◆ Dataset extract ◆

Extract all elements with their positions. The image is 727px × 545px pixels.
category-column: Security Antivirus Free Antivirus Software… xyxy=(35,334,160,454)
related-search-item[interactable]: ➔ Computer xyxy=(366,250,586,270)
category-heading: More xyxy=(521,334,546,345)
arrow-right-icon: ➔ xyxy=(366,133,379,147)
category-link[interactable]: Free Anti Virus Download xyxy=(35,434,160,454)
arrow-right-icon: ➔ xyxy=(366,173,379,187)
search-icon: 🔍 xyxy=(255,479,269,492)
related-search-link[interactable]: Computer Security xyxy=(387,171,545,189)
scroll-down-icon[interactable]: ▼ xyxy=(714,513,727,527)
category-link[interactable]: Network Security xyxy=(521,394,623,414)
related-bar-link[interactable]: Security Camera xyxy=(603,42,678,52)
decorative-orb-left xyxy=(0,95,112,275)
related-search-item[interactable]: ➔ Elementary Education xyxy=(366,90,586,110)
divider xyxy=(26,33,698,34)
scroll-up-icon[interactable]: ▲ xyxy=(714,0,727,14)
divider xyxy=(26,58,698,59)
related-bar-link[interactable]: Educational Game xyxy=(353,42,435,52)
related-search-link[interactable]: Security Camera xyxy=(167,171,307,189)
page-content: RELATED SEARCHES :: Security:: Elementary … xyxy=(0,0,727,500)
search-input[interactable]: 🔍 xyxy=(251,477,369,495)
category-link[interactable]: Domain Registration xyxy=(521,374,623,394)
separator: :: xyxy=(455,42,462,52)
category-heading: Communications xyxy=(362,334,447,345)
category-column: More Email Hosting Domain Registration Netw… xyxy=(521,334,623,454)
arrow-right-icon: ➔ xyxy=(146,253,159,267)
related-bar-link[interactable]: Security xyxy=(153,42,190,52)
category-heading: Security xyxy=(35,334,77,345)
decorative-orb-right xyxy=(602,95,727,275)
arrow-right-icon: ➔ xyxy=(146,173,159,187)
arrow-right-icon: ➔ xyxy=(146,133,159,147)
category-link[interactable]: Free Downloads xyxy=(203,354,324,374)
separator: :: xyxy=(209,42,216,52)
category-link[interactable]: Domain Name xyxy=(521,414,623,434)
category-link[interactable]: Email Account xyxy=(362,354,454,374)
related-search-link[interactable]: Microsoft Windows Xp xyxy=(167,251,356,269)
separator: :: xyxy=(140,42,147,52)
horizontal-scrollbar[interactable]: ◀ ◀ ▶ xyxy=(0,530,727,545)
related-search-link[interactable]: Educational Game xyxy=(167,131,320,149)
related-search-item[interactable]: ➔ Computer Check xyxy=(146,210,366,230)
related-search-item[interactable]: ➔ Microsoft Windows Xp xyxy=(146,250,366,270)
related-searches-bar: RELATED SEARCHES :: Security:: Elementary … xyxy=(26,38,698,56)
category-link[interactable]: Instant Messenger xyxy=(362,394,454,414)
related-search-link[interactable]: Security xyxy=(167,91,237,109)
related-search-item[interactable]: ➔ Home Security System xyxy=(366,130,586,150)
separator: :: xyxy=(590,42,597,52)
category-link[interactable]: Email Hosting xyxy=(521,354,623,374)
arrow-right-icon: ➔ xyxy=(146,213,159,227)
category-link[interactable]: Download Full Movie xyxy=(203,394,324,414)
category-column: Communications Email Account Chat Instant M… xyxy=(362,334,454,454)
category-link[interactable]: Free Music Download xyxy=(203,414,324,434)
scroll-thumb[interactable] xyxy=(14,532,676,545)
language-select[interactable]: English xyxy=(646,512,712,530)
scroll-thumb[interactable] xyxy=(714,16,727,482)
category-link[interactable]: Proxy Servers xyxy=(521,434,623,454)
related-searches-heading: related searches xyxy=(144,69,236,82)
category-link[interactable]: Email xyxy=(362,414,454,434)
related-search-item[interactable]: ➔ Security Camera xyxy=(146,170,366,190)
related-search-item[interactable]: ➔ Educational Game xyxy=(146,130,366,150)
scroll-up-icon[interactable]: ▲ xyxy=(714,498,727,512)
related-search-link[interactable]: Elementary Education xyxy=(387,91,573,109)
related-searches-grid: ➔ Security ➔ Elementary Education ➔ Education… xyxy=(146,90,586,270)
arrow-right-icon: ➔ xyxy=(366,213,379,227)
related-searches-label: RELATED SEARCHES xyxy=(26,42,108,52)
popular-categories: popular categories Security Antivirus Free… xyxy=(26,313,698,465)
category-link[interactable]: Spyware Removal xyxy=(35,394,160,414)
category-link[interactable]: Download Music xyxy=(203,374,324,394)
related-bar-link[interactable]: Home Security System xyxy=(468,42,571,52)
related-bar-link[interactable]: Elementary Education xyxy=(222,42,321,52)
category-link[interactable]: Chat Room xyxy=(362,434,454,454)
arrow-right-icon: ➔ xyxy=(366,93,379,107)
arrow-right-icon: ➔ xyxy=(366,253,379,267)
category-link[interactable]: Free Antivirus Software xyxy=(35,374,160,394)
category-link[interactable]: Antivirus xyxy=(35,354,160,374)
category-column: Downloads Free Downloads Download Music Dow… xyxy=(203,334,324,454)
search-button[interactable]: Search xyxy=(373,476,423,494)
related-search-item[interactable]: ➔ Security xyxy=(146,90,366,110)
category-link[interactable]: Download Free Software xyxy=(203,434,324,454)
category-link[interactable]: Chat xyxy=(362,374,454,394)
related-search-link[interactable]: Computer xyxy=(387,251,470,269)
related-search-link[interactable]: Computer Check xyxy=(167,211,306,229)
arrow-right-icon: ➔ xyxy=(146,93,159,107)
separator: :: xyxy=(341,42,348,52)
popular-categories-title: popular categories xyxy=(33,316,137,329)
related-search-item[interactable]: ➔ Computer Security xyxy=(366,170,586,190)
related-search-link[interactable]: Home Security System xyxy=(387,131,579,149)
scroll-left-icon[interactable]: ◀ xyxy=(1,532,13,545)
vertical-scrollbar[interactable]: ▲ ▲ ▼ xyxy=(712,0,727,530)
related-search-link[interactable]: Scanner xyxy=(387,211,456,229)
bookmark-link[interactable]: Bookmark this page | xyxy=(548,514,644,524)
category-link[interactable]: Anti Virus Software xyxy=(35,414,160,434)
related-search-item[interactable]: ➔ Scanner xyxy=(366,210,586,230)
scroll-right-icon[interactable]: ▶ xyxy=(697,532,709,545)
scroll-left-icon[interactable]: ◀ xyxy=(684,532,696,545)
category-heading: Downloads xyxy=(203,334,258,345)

◆ What you will do ◆
Copy each line from the entries above that has the word "Microsoft" in it.

◆ Response area ◆
related-search-link[interactable]: Microsoft Windows Xp xyxy=(167,251,356,269)
related-search-item[interactable]: ➔ Microsoft Windows Xp xyxy=(146,250,366,270)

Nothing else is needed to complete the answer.